● Problem: Gather each line containing the string "till" from these entries.

● Record excerpts:
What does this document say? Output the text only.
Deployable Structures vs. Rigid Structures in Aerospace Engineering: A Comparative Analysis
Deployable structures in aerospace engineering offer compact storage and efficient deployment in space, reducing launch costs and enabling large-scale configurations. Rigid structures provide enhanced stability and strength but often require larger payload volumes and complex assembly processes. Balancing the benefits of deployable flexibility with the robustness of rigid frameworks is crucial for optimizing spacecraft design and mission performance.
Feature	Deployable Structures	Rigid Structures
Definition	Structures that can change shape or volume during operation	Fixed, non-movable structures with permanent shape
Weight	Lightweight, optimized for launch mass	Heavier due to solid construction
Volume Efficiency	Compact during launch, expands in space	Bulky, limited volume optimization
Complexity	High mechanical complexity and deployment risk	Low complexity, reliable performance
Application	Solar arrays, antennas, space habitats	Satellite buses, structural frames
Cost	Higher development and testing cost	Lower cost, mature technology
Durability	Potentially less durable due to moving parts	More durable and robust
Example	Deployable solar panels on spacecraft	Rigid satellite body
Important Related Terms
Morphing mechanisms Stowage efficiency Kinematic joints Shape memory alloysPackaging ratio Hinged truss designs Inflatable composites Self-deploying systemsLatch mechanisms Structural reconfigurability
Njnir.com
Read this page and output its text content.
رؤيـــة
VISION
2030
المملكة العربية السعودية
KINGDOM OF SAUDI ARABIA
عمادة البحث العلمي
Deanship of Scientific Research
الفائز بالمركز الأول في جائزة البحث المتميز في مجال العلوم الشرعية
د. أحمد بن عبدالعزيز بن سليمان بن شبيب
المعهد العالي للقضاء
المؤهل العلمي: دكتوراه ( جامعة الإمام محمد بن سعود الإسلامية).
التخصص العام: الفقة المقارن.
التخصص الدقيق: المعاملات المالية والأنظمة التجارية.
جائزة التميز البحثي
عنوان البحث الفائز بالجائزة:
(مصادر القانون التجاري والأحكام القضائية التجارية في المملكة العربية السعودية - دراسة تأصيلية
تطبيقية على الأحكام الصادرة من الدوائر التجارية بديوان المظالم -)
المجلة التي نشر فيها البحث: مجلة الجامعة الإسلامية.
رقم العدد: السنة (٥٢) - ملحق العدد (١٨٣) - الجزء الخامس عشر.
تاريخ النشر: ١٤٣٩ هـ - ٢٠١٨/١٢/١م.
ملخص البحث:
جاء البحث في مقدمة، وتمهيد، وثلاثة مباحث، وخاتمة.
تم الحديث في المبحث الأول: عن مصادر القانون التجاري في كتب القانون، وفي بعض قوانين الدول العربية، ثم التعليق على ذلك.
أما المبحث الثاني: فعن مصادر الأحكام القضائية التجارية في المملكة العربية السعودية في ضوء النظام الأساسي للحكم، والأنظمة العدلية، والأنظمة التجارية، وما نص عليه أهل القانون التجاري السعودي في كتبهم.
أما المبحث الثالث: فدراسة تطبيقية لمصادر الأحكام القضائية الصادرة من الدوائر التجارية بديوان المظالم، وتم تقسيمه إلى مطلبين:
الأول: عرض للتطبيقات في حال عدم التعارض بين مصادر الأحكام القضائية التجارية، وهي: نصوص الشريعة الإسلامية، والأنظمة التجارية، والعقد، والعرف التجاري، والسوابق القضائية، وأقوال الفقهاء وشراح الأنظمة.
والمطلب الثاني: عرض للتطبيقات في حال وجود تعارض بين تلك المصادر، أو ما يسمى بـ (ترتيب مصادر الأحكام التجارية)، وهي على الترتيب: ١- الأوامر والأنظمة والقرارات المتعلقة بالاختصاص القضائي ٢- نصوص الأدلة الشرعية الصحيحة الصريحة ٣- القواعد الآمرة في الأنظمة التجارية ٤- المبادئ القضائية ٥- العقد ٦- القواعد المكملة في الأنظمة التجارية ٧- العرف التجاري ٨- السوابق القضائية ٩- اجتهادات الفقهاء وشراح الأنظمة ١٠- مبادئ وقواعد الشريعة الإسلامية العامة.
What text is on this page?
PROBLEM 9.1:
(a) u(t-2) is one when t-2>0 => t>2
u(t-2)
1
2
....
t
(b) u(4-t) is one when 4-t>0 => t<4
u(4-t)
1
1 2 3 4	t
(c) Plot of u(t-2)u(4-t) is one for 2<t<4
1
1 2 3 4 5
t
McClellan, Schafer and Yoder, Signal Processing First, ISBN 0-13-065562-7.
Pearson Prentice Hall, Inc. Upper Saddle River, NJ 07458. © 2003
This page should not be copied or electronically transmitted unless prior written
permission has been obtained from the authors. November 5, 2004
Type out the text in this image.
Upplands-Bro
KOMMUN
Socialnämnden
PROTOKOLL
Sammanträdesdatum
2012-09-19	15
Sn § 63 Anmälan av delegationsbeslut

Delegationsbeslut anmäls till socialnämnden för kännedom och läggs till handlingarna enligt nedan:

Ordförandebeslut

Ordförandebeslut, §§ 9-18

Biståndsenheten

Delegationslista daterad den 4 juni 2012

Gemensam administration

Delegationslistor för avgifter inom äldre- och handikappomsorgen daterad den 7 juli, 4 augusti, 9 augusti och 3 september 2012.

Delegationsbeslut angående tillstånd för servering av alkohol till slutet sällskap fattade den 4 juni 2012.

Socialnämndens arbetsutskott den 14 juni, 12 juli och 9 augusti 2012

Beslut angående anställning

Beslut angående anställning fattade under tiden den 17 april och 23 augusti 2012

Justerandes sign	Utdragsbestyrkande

● Exercise solution:
Delegationsbeslut anmäls till socialnämnden för kännedom och läggs till handlingarna enligt nedan:
Delegationsbeslut angående tillstånd för servering av alkohol till slutet sällskap fattade den 4 juni 2012.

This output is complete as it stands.